How many lines in the material below contain the string "fund"? Case counts. Reply with the number alone.

-------------------------

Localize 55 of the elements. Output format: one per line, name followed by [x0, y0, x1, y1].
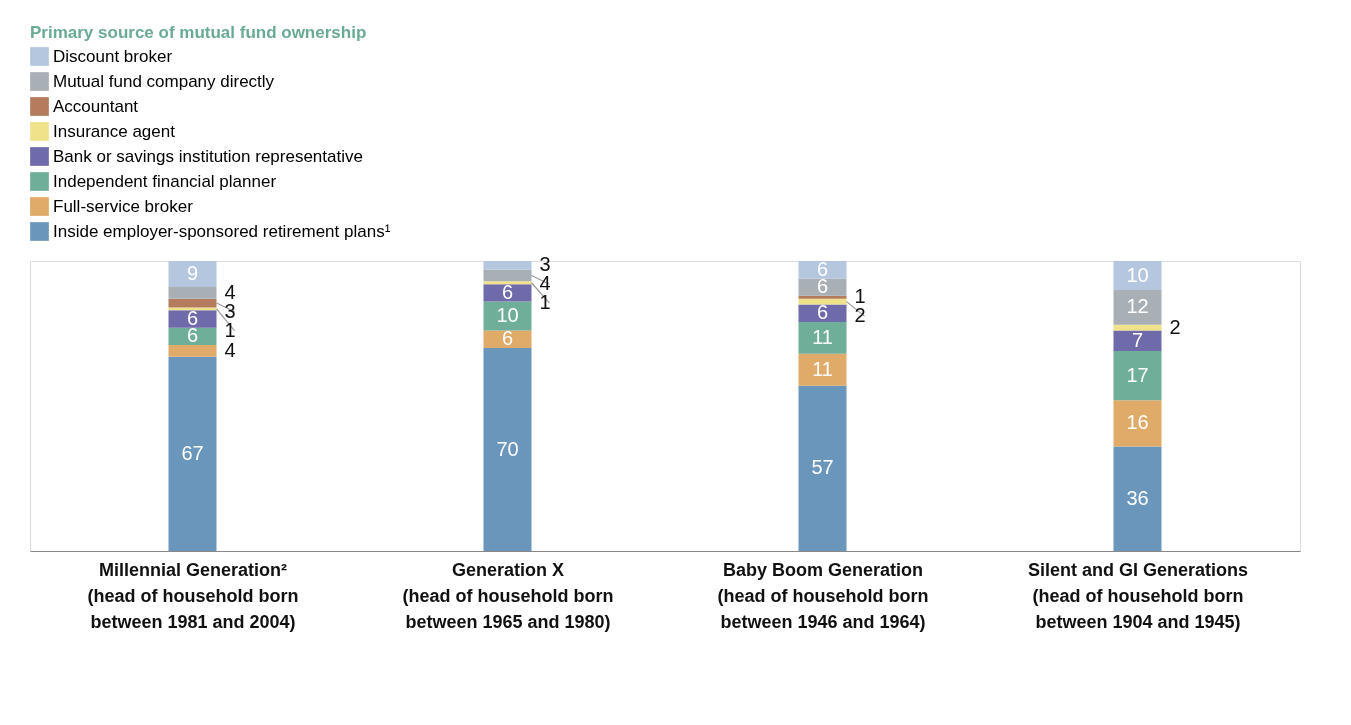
bar	[483, 348, 532, 551]
bar	[168, 345, 217, 357]
data-label: 12	[1126, 295, 1149, 318]
data-label: 17	[1126, 363, 1149, 386]
legend-label: Insurance agent	[53, 121, 176, 141]
x-tick-label: Generation X (head of household born between 1965 and 1980)	[402, 559, 614, 632]
x-tick-label: Silent and GI Generations (head of household born between 1904 and 1945)	[1027, 559, 1249, 632]
data-label: 2	[1169, 315, 1181, 338]
bar	[168, 356, 217, 551]
legend-label: Bank or savings institution representative	[53, 146, 363, 166]
bar	[798, 295, 847, 299]
bar	[483, 269, 532, 282]
bar	[168, 298, 217, 308]
bar	[798, 385, 847, 551]
legend-label: Full-service broker	[53, 196, 194, 216]
data-label: 4	[224, 338, 236, 361]
x-tick-label: Millennial Generation² (head of household born between 1981 and 2004)	[87, 559, 299, 632]
bar	[1113, 290, 1162, 325]
bar	[483, 284, 532, 302]
bar	[1113, 400, 1162, 447]
bar	[798, 278, 847, 296]
bar	[168, 261, 217, 288]
legend-title: Primary source of mutual fund ownership	[30, 23, 367, 42]
data-label: 11	[812, 357, 833, 380]
data-label: 6	[501, 327, 514, 350]
bar	[483, 261, 532, 270]
data-label: 36	[1126, 486, 1149, 509]
legend-label: Independent financial planner	[53, 171, 277, 191]
bar	[483, 281, 532, 285]
bar	[168, 307, 217, 311]
legend-label: Mutual fund company directly	[53, 71, 275, 91]
bar	[798, 298, 847, 305]
data-label: 10	[1126, 263, 1149, 286]
bar	[1113, 446, 1162, 551]
data-label: 10	[496, 304, 519, 327]
data-label: 70	[496, 437, 519, 460]
data-label: 16	[1126, 411, 1149, 434]
bar	[798, 353, 847, 386]
legend-label: Accountant	[53, 96, 139, 116]
bar	[168, 310, 217, 328]
data-label: 6	[501, 280, 514, 303]
legend-label: Inside employer-sponsored retirement plans¹	[53, 221, 391, 241]
data-label: 11	[812, 325, 833, 348]
data-label: 67	[181, 441, 204, 464]
bar	[1113, 350, 1162, 401]
x-tick-label: Baby Boom Generation (head of household born between 1946 and 1964)	[717, 559, 929, 632]
bar	[168, 287, 217, 299]
data-label: 57	[811, 456, 834, 479]
bar	[1113, 324, 1162, 331]
data-label: 6	[816, 301, 829, 324]
data-label: 9	[186, 262, 199, 285]
data-label: 7	[1131, 328, 1144, 351]
legend-label: Discount broker	[53, 46, 173, 66]
bar	[798, 321, 847, 354]
bar	[1113, 330, 1162, 351]
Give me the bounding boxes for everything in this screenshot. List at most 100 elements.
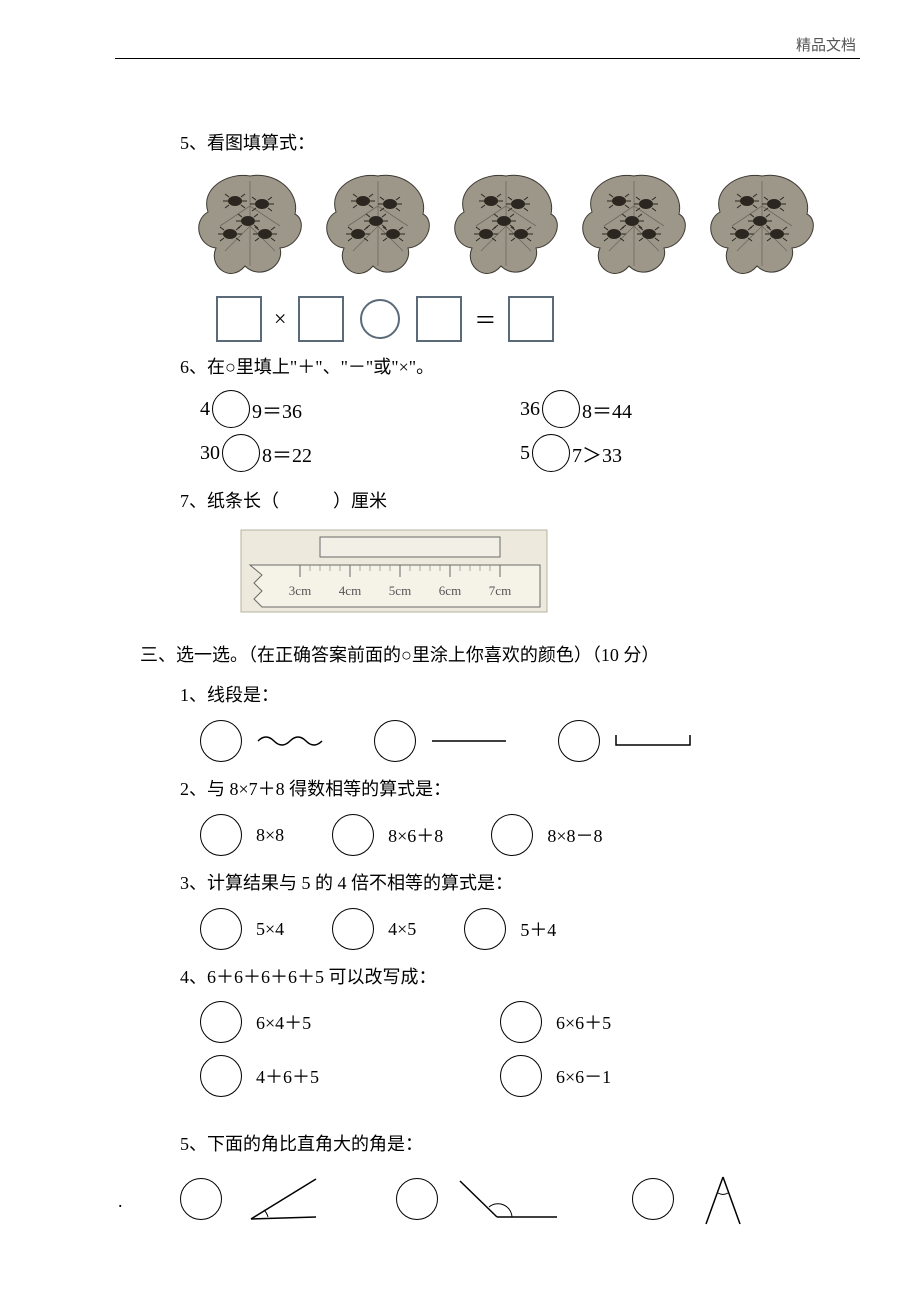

-------------------------

EXERCISE ANSWER: 2